▸ TEXTO PARA ANALIZAR:
La interrupción del servicio aéreo en el Aeropuerto de Heathrow, uno de los centros de conexión global más importantes, ha provocado una onda expansiva de cancelaciones y retrasos a nivel mundial. Este incidente, originado por un incendio de gran magnitud en una subestación eléctrica cercana, subraya la vulnerabilidad de las infraestructuras críticas y su impacto directo en la economía global, afectando desde pasajeros individuales hasta complejas cadenas de suministro.
Según la investigación publicada por The New York Times, el incidente ha puesto de manifiesto la fragilidad de la infraestructura del aeropuerto y las medidas de seguridad con las que cuenta para solventar una emergencia de esta magnitud.
La magnitud del incendio, que interrumpió el suministro eléctrico al aeropuerto, ha desencadenado la cancelación de cientos de vuelos y la desviación de otros tantos hacia destinos alternativos, desde Glasgow hasta Madrid e incluso Happy Valley-Goose Bay, en Canadá. Las aerolíneas se enfrentan ahora al desafío de reubicar a miles de pasajeros y reorganizar sus operaciones, un proceso que podría extenderse durante varios días. Este caos se produce en un momento álgido para el transporte aéreo, con un aumento de la demanda tras la pandemia y la proximidad de las vacaciones de Semana Santa.

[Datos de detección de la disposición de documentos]
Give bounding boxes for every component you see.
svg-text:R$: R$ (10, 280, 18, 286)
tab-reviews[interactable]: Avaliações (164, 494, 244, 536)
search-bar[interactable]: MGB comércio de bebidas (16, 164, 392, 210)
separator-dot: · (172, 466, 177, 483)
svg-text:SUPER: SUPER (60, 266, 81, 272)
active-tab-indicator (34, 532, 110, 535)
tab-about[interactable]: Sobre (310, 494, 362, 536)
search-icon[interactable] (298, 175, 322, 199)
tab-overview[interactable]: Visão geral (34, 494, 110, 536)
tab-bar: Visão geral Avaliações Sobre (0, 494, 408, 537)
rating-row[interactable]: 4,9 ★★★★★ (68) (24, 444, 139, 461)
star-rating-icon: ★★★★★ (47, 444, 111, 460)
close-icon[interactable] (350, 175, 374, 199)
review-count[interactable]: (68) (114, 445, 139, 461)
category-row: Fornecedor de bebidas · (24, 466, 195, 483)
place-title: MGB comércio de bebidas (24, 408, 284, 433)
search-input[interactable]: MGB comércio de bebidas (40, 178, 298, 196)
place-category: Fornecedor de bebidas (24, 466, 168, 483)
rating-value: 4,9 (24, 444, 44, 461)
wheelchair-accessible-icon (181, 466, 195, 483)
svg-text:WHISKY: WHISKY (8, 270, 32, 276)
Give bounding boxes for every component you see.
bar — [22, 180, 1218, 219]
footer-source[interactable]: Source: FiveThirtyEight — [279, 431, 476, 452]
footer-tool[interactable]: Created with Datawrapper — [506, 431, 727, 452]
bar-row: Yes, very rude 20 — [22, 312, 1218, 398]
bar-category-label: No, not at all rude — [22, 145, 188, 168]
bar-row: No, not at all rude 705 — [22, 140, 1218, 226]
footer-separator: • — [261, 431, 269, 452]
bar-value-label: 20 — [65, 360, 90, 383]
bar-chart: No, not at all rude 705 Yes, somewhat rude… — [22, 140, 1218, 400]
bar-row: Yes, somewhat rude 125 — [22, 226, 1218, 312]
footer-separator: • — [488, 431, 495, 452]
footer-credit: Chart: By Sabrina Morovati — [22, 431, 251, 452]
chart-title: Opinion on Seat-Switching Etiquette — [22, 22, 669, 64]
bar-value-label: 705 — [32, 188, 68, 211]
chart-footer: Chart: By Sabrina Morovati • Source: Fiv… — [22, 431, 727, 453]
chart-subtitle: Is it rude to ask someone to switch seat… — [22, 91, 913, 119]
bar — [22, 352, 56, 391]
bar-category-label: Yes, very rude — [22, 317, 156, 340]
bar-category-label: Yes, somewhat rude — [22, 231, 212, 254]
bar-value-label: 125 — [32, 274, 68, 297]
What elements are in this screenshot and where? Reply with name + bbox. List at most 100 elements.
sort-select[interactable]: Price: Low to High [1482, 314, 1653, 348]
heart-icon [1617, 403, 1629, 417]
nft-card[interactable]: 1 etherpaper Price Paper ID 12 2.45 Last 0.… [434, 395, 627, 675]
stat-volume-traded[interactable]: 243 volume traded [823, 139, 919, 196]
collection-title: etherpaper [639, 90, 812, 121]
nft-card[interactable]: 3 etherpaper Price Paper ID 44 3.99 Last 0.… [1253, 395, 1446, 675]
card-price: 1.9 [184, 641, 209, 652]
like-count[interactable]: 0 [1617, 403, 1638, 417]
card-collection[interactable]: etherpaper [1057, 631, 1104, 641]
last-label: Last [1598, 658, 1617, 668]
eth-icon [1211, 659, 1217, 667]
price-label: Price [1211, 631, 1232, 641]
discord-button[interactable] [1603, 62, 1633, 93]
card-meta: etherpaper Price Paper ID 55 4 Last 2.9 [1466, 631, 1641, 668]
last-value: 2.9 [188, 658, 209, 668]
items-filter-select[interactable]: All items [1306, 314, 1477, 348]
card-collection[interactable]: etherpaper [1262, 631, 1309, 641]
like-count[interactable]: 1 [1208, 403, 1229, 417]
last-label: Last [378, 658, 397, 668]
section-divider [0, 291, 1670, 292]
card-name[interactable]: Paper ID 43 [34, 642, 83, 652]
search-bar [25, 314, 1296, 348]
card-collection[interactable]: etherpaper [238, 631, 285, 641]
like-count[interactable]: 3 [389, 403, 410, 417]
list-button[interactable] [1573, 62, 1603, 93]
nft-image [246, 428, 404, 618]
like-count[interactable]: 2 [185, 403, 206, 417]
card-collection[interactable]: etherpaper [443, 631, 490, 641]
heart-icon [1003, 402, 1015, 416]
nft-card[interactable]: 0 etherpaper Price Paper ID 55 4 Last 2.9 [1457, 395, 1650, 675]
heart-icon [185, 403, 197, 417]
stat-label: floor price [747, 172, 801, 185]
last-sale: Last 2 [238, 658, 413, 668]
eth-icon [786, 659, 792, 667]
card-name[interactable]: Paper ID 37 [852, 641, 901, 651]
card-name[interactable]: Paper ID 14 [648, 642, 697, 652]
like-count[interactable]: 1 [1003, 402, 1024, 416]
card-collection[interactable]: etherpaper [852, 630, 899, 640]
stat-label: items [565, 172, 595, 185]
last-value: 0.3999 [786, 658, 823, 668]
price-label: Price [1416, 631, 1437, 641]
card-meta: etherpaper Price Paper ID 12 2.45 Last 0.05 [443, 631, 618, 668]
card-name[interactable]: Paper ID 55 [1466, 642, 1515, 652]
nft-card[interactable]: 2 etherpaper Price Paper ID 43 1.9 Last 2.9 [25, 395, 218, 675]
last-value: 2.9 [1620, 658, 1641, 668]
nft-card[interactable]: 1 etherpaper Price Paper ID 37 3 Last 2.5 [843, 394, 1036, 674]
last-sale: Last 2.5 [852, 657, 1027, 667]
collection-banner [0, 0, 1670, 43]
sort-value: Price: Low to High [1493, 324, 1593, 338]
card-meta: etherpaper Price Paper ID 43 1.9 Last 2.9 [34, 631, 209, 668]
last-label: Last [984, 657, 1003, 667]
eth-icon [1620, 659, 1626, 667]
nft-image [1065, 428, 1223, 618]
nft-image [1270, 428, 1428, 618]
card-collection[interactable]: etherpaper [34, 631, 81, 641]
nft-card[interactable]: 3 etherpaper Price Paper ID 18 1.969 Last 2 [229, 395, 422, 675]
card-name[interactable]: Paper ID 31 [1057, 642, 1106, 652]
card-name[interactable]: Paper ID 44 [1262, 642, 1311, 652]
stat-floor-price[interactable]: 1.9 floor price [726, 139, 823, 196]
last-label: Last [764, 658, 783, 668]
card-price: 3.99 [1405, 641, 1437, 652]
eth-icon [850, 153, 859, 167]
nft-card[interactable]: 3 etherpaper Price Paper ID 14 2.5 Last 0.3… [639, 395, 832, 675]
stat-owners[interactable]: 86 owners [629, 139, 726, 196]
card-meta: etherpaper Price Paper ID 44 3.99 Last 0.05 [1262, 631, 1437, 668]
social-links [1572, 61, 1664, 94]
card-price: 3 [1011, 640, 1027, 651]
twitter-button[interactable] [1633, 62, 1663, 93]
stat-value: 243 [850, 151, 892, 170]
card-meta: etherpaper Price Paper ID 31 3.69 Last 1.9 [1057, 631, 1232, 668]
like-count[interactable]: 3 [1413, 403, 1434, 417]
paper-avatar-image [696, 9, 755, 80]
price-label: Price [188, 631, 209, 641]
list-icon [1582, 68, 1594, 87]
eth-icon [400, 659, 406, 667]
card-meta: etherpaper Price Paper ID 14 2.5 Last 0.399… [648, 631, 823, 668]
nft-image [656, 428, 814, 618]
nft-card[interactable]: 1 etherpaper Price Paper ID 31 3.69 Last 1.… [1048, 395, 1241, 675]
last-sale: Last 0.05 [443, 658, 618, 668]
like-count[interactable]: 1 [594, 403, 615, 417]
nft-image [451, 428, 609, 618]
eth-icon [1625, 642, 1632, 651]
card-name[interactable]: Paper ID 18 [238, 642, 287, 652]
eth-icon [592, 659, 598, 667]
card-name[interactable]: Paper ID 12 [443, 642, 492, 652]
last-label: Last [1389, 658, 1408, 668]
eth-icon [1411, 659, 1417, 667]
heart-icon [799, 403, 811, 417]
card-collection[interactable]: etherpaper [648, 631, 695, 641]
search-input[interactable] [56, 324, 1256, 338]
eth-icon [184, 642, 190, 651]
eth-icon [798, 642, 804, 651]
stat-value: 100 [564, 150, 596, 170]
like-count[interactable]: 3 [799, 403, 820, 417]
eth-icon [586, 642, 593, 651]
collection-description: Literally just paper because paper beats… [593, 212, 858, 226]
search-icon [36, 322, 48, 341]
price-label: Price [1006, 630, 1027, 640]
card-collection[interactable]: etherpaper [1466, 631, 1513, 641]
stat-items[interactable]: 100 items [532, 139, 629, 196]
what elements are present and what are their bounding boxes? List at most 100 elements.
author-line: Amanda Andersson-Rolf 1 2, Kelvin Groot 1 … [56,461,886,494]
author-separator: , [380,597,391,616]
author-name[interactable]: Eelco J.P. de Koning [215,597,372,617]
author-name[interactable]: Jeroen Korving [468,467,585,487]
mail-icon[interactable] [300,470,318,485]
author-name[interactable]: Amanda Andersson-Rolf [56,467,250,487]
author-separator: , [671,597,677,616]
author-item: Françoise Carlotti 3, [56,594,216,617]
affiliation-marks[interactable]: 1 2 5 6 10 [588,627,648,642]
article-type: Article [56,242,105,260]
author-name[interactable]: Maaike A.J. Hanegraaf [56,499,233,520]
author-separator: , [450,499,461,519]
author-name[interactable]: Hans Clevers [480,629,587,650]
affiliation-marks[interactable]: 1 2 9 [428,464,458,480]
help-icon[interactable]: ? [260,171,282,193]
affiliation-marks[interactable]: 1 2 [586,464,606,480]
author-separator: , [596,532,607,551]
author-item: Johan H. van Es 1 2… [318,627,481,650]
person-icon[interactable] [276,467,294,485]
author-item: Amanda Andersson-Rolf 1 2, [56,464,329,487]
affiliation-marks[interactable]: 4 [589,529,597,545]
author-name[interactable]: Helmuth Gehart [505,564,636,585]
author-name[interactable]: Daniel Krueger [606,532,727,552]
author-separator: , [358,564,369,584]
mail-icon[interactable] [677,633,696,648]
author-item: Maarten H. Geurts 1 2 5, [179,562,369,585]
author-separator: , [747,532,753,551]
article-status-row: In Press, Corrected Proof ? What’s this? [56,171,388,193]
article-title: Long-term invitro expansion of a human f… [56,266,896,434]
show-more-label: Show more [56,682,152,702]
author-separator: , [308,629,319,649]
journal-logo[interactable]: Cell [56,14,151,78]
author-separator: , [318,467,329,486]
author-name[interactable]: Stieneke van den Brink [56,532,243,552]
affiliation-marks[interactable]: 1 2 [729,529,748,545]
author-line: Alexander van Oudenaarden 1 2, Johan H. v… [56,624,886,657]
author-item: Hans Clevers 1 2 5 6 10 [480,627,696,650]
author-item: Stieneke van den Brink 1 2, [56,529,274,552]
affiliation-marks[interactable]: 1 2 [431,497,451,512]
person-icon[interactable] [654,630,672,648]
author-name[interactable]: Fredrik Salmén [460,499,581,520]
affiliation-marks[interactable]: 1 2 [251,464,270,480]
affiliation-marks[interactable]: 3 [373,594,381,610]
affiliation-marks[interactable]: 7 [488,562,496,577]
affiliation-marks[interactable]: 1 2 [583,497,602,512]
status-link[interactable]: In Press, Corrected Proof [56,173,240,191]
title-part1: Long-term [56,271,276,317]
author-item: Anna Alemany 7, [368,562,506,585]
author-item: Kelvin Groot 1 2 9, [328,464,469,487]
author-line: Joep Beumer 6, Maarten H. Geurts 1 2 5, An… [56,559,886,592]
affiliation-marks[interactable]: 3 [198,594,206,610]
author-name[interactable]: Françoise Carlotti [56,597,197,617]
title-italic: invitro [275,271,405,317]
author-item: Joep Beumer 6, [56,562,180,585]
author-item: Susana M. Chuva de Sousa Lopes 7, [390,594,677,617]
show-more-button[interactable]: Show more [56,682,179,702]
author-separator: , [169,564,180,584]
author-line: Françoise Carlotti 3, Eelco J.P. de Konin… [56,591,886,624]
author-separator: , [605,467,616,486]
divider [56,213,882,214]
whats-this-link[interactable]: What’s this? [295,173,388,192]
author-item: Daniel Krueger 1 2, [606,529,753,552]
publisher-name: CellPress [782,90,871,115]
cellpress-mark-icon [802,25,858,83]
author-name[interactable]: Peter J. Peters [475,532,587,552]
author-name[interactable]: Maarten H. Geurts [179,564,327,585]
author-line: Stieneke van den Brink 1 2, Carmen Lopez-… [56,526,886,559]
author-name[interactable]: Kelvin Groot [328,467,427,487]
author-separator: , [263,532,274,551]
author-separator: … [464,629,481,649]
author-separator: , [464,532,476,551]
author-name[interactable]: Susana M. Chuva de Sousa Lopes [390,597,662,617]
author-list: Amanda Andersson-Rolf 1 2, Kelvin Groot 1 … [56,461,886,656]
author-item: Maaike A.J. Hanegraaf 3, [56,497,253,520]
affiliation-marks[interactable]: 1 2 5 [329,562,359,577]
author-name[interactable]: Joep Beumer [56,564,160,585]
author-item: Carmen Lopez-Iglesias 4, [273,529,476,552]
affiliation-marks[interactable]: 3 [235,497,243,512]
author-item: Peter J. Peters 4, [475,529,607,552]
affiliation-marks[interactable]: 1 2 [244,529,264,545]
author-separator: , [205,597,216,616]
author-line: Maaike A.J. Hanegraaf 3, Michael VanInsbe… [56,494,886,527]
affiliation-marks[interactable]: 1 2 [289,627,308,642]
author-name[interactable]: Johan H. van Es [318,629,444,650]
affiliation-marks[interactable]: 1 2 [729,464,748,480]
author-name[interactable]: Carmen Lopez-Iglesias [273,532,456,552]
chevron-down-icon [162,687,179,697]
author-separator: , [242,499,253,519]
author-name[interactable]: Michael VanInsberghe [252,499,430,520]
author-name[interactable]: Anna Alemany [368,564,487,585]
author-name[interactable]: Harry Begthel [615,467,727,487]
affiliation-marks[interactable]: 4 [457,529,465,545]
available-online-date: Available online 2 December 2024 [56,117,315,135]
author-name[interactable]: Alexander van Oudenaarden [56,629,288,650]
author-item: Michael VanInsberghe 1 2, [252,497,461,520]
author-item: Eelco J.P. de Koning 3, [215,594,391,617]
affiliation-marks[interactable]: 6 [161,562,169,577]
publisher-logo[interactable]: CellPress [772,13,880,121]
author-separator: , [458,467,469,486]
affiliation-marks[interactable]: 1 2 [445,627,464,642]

▸ TAREA A: Di si cada afirmación concuerda con el texto sobre el incidente de Heathrow y responde sí o no, citando literalmente las palabras del texto que lo deciden. (i) El incendio se produjo en una subestación eléctrica cercana al aeropuerto. (ii) Algunos vuelos fueron desviados a Madrid. (iii) La reubicación de los pasajeros quedará resuelta en pocas horas.
▸ TAREA B: Escribe la parte siguiente del texto sobre el incidente de Heathrow, a partir de su última oración.
Los registros no intervienen en esto.

▸ RESPUESTA A:
(i) Sí: «originado por un incendio de gran magnitud en una subestación eléctrica cercana».
(ii) Sí: «desde Glasgow hasta Madrid e incluso Happy Valley-Goose Bay, en Canadá».
(iii) No: «un proceso que podría extenderse durante varios días».

▸ RESPUESTA B:
Las autoridades del aeropuerto de Heathrow han expresado su pesar por las molestias ocasionadas y han asegurado estar trabajando diligentemente para restablecer la normalidad. Thomas Woldbye, director ejecutivo de Heathrow, ha señalado que se espera que el aeropuerto opere al 100% de su capacidad el sábado, aunque las repercusiones de la interrupción podrían seguir sintiéndose durante el fin de semana. La prioridad inicial es la repatriación de los pasajeros afectados y la reubicación de aeronaves.
La investigación sobre las causas del incendio está siendo liderada por especialistas en contraterrorismo de la Policía Metropolitana de Londres, lo que refleja la seriedad con la que se está abordando el incidente y la necesidad de descartar cualquier posible acto de sabotaje. Mientras tanto, se han levantado temporalmente las restricciones a los vuelos nocturnos para facilitar la recuperación de las operaciones en Heathrow, permitiendo un mayor número de despegues y aterrizajes durante la noche.
Expertos en la industria advierten que las interrupciones en Heathrow podrían tener un impacto significativo en el transporte de mercancías, generando retrasos y problemas logísticos para las empresas que dependen del aeropuerto como punto de conexión. Se estima que bienes por valor de casi 200 millones de libras esterlinas transitaron por Heathrow en 2023, lo que representa una parte importante del comercio británico.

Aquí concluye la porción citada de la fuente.